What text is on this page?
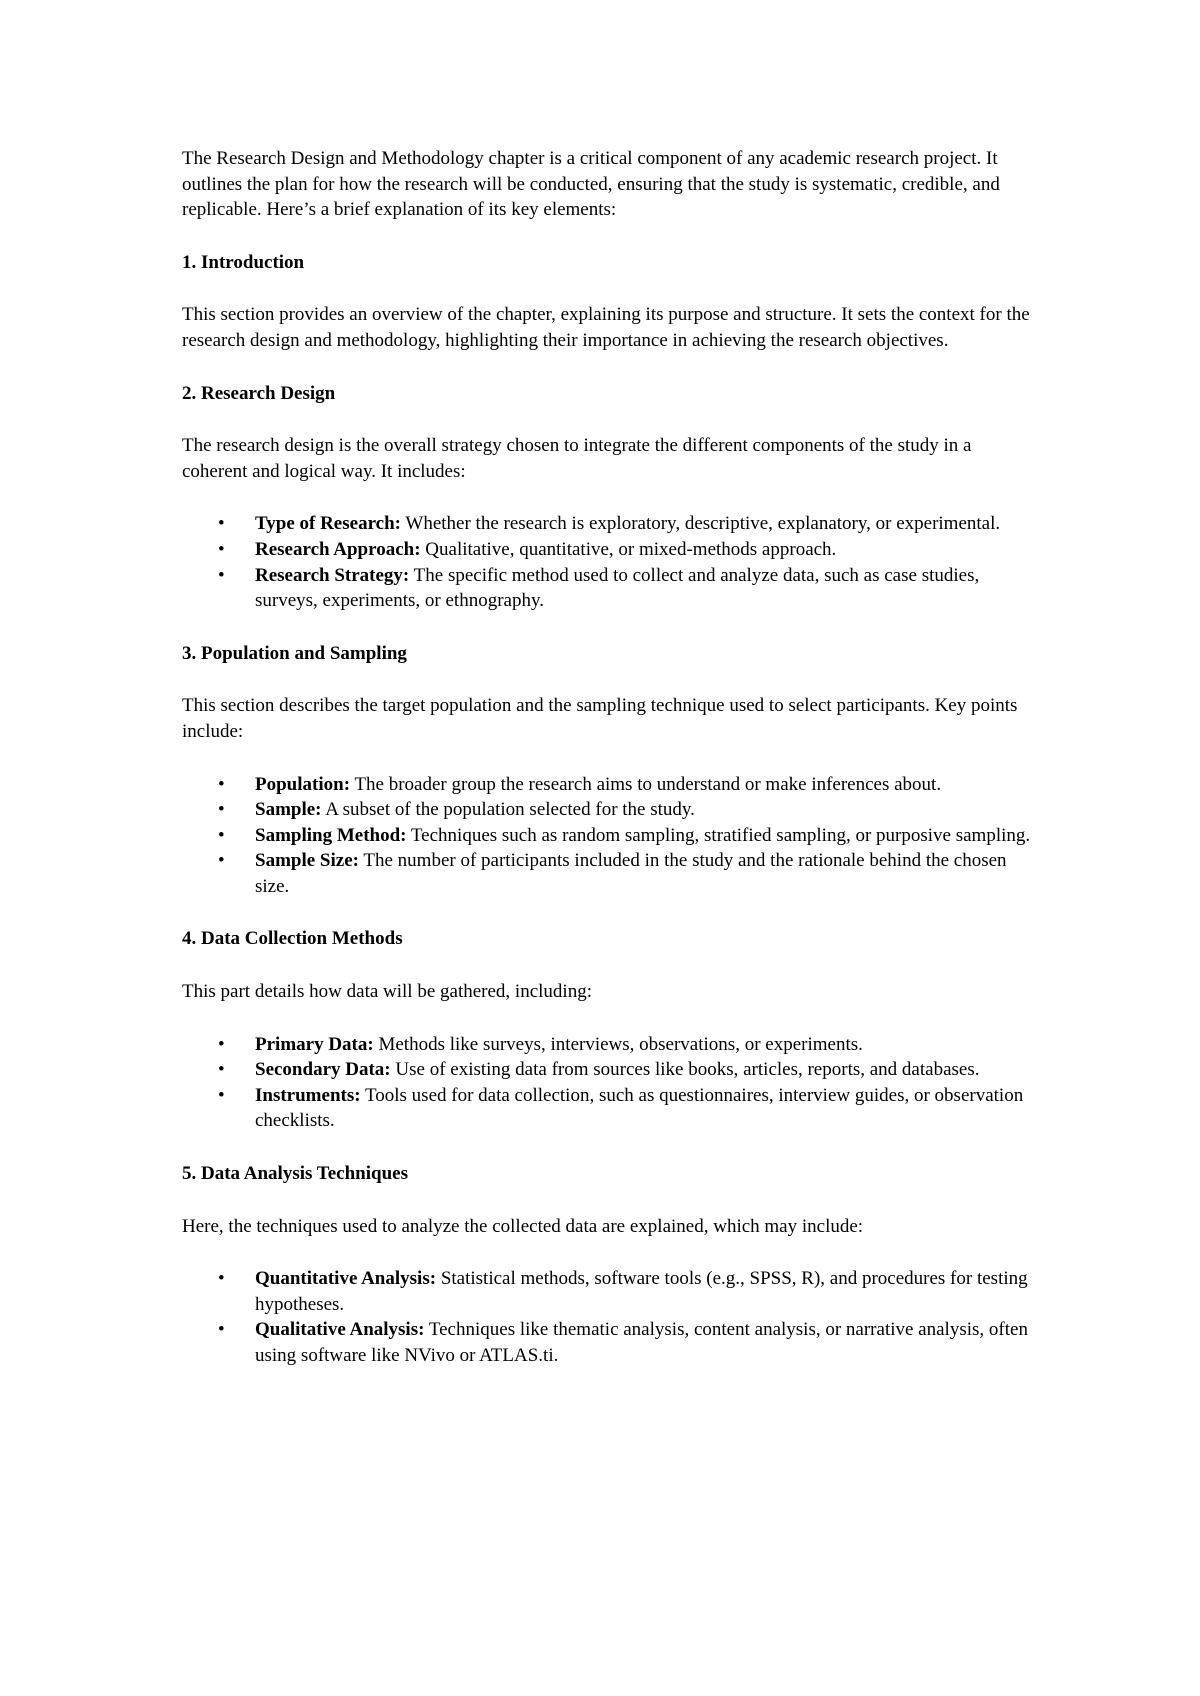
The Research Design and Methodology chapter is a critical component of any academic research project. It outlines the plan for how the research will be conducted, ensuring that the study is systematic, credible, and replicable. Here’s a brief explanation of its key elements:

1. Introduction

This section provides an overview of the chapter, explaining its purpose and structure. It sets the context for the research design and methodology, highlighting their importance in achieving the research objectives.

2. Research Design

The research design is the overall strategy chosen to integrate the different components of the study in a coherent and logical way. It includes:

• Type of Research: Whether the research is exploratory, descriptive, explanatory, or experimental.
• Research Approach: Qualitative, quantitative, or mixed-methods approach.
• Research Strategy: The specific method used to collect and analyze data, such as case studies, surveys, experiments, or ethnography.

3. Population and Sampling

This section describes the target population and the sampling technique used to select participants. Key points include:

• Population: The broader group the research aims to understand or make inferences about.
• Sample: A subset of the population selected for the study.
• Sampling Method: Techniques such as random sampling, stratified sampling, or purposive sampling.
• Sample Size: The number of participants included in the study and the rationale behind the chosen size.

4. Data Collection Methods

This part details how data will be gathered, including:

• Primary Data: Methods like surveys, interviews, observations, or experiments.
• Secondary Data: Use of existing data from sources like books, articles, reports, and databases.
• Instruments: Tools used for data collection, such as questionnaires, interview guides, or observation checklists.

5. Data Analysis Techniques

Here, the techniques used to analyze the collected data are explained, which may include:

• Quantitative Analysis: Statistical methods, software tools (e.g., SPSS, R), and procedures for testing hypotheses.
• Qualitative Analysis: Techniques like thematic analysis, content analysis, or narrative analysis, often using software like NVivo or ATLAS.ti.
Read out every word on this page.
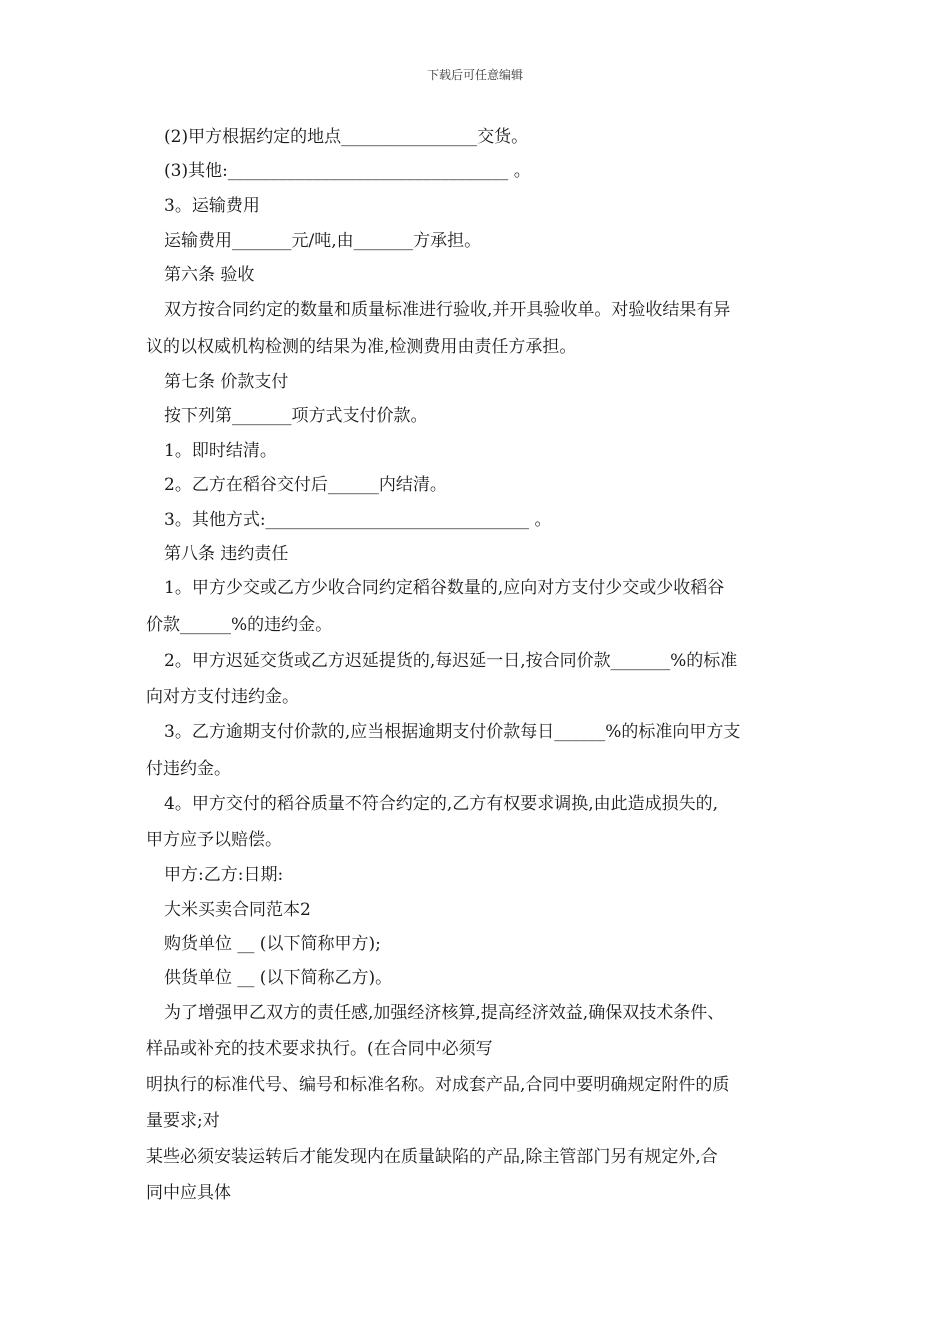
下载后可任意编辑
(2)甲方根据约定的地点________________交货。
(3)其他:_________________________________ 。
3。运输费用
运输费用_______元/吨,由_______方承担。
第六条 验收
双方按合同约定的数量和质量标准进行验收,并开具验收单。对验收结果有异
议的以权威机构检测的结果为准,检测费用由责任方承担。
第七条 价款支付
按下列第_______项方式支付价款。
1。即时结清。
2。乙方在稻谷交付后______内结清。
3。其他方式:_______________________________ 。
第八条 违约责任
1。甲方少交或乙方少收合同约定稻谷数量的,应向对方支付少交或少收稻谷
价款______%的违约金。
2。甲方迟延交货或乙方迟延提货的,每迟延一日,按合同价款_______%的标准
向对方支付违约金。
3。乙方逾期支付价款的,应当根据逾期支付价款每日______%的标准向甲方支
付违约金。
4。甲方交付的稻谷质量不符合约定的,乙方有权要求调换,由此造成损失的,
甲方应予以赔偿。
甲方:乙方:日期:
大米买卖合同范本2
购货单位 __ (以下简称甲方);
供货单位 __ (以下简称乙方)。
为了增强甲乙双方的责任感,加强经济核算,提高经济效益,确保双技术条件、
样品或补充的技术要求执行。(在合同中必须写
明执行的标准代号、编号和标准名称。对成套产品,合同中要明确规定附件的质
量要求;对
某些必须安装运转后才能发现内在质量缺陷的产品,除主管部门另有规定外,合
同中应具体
○ ○ ○ ○ ○
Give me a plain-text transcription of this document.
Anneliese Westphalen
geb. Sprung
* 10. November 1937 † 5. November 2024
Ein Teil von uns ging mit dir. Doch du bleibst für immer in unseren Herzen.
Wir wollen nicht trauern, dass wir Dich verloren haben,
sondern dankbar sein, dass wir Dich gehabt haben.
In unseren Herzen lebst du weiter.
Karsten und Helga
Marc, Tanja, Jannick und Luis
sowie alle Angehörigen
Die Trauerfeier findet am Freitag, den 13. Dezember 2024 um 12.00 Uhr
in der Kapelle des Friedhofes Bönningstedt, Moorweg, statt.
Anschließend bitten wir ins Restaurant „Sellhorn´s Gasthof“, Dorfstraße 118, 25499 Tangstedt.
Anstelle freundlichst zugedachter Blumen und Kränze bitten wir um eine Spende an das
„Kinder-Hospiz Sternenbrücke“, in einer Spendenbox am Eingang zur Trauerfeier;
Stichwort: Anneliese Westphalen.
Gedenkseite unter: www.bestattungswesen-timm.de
○ ○ ○ ○ ○
▶ _Exercise brief_: Look through the records and gather every line containing "participants".

▶ _The output_:
This section describes the target population and the sampling technique used to select participants. Key points include:
• Sample Size: The number of participants included in the study and the rationale behind the chosen size.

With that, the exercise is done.